* _The problem_
Count every line where "arrow" shows up, and give that number only.
-- Start of Data records --
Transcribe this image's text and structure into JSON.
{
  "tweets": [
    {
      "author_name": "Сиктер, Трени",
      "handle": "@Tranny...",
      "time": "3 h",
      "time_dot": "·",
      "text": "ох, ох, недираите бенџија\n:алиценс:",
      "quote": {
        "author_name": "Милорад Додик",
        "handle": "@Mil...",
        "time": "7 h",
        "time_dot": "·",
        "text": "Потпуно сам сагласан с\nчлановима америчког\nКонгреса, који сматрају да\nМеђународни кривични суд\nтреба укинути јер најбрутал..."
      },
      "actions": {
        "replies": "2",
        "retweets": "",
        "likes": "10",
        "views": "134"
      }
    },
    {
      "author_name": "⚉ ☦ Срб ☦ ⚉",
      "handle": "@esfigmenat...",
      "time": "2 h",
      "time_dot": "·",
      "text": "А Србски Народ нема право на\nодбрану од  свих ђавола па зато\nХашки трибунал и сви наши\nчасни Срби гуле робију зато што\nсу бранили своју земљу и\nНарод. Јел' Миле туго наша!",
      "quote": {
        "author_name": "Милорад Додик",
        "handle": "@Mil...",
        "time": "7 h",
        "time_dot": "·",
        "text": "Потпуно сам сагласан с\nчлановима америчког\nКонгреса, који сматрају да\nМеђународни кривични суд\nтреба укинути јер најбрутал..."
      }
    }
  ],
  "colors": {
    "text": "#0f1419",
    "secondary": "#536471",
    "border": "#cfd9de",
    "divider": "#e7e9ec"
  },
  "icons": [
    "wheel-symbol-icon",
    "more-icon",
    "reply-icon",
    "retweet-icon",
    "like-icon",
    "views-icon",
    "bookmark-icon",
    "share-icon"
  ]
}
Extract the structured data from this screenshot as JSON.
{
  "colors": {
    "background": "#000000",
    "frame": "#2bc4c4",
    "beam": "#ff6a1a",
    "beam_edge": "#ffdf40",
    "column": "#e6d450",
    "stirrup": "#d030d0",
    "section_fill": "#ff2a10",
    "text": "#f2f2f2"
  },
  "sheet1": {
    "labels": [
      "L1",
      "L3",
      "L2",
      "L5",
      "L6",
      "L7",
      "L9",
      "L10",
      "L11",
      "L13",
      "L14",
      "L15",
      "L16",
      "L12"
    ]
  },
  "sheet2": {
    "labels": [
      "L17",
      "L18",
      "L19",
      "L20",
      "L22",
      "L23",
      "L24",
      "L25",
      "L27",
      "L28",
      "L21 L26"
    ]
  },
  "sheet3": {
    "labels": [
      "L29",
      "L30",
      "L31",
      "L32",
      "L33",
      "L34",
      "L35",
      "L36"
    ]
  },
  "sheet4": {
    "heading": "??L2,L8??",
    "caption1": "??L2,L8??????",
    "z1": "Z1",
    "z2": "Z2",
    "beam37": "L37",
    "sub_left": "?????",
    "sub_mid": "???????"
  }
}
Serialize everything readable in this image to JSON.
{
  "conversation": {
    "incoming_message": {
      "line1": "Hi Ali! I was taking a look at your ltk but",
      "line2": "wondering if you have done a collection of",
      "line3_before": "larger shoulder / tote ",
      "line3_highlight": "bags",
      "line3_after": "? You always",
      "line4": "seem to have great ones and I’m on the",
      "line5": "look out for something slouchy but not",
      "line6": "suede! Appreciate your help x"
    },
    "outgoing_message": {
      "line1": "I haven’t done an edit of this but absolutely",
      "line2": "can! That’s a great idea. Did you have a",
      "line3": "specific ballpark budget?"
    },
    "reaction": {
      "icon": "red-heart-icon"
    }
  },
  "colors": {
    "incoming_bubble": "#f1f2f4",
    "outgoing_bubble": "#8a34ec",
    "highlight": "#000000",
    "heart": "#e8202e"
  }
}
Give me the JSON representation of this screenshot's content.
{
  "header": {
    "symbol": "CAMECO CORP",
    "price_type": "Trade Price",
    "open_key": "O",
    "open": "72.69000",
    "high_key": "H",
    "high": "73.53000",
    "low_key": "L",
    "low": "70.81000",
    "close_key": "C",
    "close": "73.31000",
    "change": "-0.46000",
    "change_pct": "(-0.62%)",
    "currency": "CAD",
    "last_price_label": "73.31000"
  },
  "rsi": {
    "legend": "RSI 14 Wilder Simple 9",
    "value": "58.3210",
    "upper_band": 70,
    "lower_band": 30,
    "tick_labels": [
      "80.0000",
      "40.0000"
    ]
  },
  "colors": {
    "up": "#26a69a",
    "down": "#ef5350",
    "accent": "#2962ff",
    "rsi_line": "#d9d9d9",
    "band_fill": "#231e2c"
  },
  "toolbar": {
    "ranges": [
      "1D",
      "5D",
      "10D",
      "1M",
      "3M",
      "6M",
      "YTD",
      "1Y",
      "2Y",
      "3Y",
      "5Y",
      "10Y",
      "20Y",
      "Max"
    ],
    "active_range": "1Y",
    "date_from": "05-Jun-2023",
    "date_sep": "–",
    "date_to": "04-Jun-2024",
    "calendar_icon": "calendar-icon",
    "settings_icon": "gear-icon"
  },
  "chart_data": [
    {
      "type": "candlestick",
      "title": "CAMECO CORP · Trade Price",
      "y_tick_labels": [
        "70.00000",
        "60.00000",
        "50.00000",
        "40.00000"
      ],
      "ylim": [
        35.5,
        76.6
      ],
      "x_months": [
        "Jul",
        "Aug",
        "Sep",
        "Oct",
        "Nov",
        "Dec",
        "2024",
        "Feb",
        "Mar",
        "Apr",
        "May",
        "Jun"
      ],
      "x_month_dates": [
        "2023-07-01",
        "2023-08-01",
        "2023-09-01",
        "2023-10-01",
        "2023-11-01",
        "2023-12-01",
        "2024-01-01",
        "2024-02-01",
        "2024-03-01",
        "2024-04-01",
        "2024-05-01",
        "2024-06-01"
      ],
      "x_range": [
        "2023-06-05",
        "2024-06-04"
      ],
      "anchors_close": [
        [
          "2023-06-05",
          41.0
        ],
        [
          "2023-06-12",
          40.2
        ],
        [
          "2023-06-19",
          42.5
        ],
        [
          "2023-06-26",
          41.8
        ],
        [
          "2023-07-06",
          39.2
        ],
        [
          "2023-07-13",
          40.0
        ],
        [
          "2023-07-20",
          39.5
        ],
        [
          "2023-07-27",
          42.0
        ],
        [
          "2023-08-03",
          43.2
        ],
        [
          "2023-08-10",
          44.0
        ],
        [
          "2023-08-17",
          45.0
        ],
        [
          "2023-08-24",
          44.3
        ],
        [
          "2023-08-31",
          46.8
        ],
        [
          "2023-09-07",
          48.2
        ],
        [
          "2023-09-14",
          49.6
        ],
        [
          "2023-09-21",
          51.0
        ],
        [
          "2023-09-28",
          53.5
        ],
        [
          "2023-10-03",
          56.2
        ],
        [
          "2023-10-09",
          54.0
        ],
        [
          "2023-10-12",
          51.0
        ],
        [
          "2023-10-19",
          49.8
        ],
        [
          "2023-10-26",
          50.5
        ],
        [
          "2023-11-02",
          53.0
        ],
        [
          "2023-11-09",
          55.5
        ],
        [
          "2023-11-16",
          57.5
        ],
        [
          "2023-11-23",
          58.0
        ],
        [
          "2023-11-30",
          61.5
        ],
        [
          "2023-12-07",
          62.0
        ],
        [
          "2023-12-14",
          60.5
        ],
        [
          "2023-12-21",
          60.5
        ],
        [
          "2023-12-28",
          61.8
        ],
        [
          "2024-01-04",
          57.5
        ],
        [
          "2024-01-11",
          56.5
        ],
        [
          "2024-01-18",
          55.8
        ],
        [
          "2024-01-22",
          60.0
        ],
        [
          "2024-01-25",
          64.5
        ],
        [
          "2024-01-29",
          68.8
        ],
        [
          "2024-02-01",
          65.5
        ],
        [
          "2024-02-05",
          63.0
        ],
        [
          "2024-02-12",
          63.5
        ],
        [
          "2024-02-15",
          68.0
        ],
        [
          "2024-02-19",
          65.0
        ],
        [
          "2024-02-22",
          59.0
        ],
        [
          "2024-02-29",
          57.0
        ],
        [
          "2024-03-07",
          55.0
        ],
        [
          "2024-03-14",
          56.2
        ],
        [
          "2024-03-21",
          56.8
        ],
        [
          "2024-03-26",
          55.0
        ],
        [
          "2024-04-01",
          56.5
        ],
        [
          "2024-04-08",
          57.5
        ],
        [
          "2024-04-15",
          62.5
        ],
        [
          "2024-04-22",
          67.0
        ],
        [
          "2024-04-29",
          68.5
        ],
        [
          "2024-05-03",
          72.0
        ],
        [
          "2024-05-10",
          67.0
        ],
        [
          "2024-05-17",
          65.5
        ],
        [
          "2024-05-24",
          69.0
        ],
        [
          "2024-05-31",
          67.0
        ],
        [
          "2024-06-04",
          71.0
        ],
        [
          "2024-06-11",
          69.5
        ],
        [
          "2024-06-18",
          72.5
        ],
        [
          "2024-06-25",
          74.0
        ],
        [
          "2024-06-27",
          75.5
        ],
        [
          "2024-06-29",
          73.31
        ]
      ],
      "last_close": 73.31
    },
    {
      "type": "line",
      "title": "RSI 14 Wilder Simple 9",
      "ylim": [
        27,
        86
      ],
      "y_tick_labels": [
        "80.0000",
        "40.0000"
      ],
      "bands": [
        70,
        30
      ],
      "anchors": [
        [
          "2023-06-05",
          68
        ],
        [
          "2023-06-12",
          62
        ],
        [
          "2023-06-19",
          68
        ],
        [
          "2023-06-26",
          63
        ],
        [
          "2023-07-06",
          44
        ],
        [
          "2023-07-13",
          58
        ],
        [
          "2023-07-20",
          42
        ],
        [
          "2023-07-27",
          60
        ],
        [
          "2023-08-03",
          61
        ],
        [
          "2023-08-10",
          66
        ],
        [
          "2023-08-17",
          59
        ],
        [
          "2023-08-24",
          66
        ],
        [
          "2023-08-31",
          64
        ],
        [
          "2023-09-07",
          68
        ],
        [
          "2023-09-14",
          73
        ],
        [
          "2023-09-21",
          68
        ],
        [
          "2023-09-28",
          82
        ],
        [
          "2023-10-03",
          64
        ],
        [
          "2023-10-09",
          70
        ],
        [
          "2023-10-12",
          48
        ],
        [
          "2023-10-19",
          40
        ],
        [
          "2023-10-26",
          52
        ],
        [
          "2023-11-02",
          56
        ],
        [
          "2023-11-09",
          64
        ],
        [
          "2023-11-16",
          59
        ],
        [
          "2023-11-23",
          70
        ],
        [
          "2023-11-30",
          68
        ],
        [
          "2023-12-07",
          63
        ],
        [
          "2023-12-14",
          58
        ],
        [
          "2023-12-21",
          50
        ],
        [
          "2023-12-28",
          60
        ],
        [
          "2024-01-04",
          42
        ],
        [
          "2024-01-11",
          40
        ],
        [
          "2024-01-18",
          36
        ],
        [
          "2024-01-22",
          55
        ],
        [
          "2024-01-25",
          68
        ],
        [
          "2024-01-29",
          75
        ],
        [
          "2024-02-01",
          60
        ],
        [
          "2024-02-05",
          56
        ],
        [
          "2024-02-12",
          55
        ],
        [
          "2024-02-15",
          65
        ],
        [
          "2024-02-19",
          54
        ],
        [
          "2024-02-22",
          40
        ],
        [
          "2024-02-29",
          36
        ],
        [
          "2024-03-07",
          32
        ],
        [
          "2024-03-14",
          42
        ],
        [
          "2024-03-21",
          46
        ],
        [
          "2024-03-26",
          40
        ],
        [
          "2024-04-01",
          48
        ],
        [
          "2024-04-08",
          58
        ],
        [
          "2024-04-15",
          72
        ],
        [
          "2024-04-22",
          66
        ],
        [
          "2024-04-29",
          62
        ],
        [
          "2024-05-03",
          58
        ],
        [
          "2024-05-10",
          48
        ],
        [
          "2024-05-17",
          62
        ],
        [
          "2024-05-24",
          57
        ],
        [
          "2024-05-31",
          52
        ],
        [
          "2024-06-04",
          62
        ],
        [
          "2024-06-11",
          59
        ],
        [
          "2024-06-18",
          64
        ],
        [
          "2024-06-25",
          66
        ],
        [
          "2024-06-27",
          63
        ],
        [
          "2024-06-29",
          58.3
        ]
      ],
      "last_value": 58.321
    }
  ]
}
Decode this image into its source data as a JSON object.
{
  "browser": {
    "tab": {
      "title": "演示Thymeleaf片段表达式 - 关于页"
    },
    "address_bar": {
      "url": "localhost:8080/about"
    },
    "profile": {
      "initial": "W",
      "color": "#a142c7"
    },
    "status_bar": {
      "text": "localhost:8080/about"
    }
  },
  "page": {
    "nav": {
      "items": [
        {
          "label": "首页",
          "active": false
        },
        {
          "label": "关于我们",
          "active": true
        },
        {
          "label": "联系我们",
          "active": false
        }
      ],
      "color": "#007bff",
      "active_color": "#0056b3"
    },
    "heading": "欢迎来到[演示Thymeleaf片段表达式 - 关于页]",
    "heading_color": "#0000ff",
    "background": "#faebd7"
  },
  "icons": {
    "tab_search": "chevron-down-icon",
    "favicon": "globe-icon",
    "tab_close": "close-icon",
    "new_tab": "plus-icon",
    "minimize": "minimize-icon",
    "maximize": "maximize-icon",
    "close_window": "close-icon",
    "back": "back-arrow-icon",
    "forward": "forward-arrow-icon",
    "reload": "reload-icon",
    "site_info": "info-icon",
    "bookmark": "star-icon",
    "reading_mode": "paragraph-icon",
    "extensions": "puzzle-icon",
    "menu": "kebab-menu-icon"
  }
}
-- End of Data records --
* _Answer to the problem_
2